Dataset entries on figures
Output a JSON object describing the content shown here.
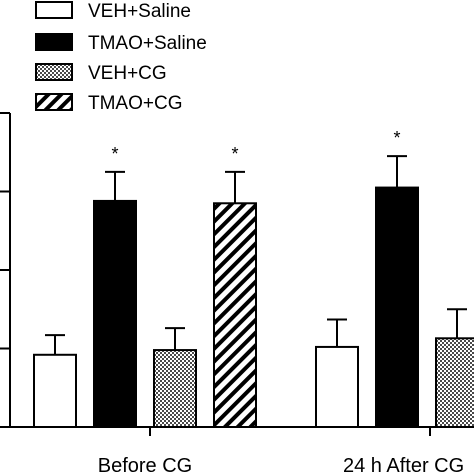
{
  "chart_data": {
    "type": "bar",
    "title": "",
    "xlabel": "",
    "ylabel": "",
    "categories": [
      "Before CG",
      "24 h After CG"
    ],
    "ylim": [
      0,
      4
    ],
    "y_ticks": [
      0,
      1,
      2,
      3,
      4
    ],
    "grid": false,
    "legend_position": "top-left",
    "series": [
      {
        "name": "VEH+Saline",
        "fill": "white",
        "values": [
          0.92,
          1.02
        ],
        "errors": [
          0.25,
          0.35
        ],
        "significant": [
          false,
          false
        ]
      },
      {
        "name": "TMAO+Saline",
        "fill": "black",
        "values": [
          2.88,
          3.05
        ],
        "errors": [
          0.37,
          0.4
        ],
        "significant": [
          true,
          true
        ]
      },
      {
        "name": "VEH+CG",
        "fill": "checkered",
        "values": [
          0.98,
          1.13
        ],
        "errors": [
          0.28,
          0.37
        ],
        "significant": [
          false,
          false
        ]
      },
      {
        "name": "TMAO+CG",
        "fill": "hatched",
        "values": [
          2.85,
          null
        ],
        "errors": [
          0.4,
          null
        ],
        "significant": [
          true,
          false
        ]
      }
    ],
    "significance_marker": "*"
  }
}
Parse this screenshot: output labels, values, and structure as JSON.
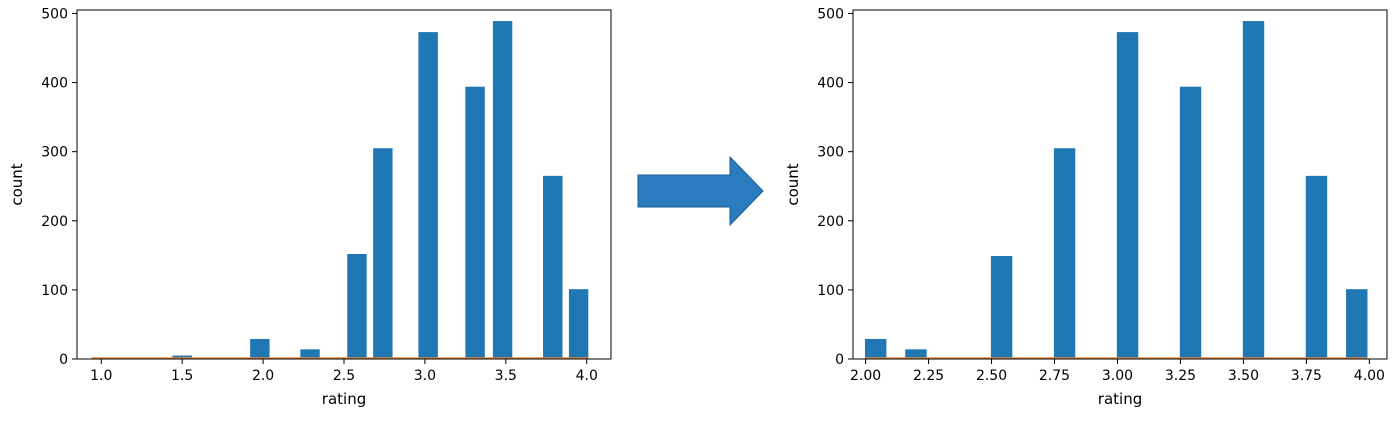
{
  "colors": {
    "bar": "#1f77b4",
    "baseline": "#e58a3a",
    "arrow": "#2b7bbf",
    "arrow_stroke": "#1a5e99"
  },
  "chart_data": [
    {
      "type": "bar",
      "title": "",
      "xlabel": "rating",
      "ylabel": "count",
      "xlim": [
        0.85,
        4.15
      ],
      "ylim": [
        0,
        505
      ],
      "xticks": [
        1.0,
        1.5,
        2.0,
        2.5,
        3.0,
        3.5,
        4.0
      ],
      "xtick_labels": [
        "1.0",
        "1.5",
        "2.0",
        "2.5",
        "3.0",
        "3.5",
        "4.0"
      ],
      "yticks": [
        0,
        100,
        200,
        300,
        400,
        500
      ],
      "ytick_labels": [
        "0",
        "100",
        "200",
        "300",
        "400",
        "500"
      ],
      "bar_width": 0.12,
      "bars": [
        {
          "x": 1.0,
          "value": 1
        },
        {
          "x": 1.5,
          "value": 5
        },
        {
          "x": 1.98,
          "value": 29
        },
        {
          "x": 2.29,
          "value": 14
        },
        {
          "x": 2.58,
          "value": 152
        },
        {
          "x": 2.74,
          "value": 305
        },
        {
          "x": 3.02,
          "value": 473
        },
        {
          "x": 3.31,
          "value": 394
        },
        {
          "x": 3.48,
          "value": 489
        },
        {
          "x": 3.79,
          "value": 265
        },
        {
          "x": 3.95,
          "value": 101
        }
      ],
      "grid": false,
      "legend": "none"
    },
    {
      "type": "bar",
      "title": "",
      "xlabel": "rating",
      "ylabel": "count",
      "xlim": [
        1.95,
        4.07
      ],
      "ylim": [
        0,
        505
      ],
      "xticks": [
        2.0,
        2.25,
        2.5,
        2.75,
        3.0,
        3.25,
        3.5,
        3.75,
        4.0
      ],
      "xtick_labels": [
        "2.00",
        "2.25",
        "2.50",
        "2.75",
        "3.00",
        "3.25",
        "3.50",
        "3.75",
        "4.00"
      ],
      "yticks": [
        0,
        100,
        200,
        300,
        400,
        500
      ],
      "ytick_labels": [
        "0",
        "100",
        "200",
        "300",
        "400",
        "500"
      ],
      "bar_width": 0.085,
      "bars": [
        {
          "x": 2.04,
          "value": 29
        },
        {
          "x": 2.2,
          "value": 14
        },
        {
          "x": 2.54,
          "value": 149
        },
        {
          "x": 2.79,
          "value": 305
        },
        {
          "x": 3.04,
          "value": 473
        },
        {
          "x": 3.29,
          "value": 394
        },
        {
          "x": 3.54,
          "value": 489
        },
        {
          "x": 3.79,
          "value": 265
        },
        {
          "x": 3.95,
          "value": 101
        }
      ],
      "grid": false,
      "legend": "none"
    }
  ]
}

Directions:
The material above holds pictures; copy everything else in it exactly.

Answer for this exercise:
Output a JSON object describing the content shown here.
{
  "chart_data": {
    "type": "bar",
    "title": "",
    "xlabel": "",
    "ylabel": "",
    "categories": [
      "Before CG",
      "24 h After CG"
    ],
    "ylim": [
      0,
      4
    ],
    "y_ticks": [
      0,
      1,
      2,
      3,
      4
    ],
    "grid": false,
    "legend_position": "top-left",
    "series": [
      {
        "name": "VEH+Saline",
        "fill": "white",
        "values": [
          0.92,
          1.02
        ],
        "errors": [
          0.25,
          0.35
        ],
        "significant": [
          false,
          false
        ]
      },
      {
        "name": "TMAO+Saline",
        "fill": "black",
        "values": [
          2.88,
          3.05
        ],
        "errors": [
          0.37,
          0.4
        ],
        "significant": [
          true,
          true
        ]
      },
      {
        "name": "VEH+CG",
        "fill": "checkered",
        "values": [
          0.98,
          1.13
        ],
        "errors": [
          0.28,
          0.37
        ],
        "significant": [
          false,
          false
        ]
      },
      {
        "name": "TMAO+CG",
        "fill": "hatched",
        "values": [
          2.85,
          null
        ],
        "errors": [
          0.4,
          null
        ],
        "significant": [
          true,
          false
        ]
      }
    ],
    "significance_marker": "*"
  }
}
Parse this screenshot: output labels, values, and structure as JSON.
{
  "colors": {
    "bar": "#1f77b4",
    "baseline": "#e58a3a",
    "arrow": "#2b7bbf",
    "arrow_stroke": "#1a5e99"
  },
  "chart_data": [
    {
      "type": "bar",
      "title": "",
      "xlabel": "rating",
      "ylabel": "count",
      "xlim": [
        0.85,
        4.15
      ],
      "ylim": [
        0,
        505
      ],
      "xticks": [
        1.0,
        1.5,
        2.0,
        2.5,
        3.0,
        3.5,
        4.0
      ],
      "xtick_labels": [
        "1.0",
        "1.5",
        "2.0",
        "2.5",
        "3.0",
        "3.5",
        "4.0"
      ],
      "yticks": [
        0,
        100,
        200,
        300,
        400,
        500
      ],
      "ytick_labels": [
        "0",
        "100",
        "200",
        "300",
        "400",
        "500"
      ],
      "bar_width": 0.12,
      "bars": [
        {
          "x": 1.0,
          "value": 1
        },
        {
          "x": 1.5,
          "value": 5
        },
        {
          "x": 1.98,
          "value": 29
        },
        {
          "x": 2.29,
          "value": 14
        },
        {
          "x": 2.58,
          "value": 152
        },
        {
          "x": 2.74,
          "value": 305
        },
        {
          "x": 3.02,
          "value": 473
        },
        {
          "x": 3.31,
          "value": 394
        },
        {
          "x": 3.48,
          "value": 489
        },
        {
          "x": 3.79,
          "value": 265
        },
        {
          "x": 3.95,
          "value": 101
        }
      ],
      "grid": false,
      "legend": "none"
    },
    {
      "type": "bar",
      "title": "",
      "xlabel": "rating",
      "ylabel": "count",
      "xlim": [
        1.95,
        4.07
      ],
      "ylim": [
        0,
        505
      ],
      "xticks": [
        2.0,
        2.25,
        2.5,
        2.75,
        3.0,
        3.25,
        3.5,
        3.75,
        4.0
      ],
      "xtick_labels": [
        "2.00",
        "2.25",
        "2.50",
        "2.75",
        "3.00",
        "3.25",
        "3.50",
        "3.75",
        "4.00"
      ],
      "yticks": [
        0,
        100,
        200,
        300,
        400,
        500
      ],
      "ytick_labels": [
        "0",
        "100",
        "200",
        "300",
        "400",
        "500"
      ],
      "bar_width": 0.085,
      "bars": [
        {
          "x": 2.04,
          "value": 29
        },
        {
          "x": 2.2,
          "value": 14
        },
        {
          "x": 2.54,
          "value": 149
        },
        {
          "x": 2.79,
          "value": 305
        },
        {
          "x": 3.04,
          "value": 473
        },
        {
          "x": 3.29,
          "value": 394
        },
        {
          "x": 3.54,
          "value": 489
        },
        {
          "x": 3.79,
          "value": 265
        },
        {
          "x": 3.95,
          "value": 101
        }
      ],
      "grid": false,
      "legend": "none"
    }
  ]
}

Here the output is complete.